(Structured figure records)
::::::::

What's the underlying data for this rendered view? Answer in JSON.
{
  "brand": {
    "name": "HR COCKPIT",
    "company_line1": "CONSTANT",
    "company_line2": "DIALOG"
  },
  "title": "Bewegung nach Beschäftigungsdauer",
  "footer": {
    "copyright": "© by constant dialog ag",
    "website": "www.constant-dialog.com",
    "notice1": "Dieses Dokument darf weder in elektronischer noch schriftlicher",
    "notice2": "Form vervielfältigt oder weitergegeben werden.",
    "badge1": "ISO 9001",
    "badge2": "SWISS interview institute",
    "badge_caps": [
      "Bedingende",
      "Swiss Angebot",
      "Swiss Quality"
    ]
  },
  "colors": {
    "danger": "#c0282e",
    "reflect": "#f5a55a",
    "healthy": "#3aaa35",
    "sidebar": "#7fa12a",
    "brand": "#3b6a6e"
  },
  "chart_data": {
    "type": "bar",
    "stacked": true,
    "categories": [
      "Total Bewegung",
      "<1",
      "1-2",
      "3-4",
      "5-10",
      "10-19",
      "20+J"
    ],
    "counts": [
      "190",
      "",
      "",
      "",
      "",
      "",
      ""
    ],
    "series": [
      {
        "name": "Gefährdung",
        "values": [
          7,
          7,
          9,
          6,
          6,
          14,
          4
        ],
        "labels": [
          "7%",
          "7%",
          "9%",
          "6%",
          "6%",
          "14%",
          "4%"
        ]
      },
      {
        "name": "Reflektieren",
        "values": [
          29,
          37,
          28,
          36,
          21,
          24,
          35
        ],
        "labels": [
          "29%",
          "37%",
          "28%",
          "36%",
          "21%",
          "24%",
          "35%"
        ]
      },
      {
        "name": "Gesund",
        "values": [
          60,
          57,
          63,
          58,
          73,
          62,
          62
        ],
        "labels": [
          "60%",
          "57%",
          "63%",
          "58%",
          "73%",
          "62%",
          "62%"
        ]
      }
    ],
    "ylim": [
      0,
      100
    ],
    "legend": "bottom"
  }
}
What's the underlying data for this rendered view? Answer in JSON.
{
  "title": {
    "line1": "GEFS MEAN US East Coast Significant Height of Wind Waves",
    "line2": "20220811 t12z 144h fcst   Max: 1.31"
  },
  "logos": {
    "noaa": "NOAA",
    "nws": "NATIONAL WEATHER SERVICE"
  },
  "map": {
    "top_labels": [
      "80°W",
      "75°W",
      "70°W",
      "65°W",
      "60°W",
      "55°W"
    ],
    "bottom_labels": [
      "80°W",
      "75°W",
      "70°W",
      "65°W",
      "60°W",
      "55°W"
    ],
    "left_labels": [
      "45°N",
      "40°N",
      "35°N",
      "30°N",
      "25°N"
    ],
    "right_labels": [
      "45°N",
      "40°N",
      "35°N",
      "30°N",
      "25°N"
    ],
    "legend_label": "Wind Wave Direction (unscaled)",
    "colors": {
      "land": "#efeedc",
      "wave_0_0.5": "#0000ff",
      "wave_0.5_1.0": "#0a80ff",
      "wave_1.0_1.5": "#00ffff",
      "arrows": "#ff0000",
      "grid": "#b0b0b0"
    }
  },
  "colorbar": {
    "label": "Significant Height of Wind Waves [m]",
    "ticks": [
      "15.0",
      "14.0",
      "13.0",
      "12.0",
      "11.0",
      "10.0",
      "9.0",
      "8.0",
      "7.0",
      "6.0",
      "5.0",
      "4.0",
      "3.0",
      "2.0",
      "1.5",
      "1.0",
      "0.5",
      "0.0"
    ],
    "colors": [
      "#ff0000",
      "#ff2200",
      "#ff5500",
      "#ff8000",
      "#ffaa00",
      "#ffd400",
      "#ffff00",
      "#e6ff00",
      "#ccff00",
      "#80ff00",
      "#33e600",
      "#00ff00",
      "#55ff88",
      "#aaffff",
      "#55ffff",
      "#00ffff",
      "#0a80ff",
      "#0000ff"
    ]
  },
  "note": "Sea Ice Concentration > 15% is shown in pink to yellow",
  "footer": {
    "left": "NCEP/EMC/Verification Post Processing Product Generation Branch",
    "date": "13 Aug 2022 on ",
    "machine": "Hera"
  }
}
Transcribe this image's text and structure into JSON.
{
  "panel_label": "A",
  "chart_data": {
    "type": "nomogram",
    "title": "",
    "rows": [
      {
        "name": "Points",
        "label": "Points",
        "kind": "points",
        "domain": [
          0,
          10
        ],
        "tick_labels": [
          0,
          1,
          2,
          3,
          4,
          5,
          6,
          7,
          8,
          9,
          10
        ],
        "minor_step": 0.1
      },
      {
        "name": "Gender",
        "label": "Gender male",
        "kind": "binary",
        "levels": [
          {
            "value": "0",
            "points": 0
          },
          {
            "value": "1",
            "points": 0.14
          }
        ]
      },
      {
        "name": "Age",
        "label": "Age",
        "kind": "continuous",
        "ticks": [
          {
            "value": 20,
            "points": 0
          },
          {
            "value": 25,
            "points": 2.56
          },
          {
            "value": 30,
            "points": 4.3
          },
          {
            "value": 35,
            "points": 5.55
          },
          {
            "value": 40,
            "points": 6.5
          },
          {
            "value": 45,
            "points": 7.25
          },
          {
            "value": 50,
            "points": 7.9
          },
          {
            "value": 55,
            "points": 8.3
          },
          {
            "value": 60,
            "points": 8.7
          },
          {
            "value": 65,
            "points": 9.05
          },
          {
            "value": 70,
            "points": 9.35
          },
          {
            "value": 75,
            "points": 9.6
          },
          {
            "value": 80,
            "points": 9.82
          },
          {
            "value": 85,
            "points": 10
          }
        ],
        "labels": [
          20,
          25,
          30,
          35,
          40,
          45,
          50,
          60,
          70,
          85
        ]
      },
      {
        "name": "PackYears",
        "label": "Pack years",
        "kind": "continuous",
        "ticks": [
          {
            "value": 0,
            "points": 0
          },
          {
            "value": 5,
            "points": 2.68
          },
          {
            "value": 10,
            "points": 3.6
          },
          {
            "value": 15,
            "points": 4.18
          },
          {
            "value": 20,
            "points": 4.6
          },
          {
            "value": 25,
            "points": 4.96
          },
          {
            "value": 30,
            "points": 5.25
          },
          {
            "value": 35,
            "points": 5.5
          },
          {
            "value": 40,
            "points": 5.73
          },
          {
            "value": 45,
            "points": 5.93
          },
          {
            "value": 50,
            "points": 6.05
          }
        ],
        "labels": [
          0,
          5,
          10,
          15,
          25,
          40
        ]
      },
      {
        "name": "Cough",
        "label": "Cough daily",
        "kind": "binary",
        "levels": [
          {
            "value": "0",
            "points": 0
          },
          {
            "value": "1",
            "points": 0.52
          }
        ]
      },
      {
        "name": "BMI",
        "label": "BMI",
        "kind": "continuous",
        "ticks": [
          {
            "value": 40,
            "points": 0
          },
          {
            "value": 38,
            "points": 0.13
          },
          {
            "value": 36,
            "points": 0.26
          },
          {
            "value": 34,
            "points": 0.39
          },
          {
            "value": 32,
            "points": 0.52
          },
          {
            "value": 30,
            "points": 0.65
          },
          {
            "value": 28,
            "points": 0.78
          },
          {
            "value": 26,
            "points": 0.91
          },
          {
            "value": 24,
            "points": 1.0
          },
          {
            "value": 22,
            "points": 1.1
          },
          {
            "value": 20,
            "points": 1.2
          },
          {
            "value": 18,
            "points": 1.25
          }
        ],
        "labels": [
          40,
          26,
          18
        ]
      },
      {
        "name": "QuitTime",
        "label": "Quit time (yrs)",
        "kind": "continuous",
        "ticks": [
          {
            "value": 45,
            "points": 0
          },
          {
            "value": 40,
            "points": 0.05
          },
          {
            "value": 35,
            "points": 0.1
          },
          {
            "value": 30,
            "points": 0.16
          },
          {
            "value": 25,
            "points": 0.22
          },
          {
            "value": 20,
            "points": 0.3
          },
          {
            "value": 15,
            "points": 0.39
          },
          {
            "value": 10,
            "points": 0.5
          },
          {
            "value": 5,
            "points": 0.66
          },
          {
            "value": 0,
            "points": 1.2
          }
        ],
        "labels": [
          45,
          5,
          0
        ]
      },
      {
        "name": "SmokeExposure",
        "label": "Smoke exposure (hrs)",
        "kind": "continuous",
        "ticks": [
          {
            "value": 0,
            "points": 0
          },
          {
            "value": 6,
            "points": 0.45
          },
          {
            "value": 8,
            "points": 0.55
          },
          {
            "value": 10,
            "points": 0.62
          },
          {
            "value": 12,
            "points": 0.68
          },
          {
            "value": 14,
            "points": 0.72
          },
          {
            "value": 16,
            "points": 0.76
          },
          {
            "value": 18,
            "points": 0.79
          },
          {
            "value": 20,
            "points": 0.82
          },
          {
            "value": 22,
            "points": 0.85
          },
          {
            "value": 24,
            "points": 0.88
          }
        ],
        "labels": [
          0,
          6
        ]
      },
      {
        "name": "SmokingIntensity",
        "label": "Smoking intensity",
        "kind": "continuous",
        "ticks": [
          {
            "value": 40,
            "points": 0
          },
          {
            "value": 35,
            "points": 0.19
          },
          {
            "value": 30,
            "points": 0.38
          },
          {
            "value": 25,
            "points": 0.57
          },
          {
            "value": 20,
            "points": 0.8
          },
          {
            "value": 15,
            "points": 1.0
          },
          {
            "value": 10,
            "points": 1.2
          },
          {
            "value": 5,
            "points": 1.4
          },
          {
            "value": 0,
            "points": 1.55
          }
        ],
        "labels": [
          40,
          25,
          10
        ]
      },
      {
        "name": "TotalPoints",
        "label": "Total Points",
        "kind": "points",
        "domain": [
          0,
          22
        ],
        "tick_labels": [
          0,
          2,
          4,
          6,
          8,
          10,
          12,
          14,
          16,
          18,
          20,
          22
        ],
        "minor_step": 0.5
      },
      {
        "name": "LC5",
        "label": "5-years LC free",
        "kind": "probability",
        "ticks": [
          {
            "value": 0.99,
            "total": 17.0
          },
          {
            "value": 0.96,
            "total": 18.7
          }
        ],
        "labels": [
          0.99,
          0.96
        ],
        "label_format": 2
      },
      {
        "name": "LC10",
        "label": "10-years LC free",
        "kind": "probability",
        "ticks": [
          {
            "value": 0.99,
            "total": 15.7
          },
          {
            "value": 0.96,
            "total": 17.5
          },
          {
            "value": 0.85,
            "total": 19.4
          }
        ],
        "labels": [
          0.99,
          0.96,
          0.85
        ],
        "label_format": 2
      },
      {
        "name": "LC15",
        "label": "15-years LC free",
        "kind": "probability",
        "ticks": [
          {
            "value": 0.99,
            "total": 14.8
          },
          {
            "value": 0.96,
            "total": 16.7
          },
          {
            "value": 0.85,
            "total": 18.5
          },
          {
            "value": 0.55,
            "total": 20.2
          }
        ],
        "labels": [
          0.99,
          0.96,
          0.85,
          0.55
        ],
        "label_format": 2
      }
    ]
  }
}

::::::::

> **EXERCISE DESCRIPTION**
Return all lines containing "Waves".

> **EXERCISE SOLUTION**
    "line1": "GEFS MEAN US East Coast Significant Height of Wind Waves",
    "label": "Significant Height of Wind Waves [m]",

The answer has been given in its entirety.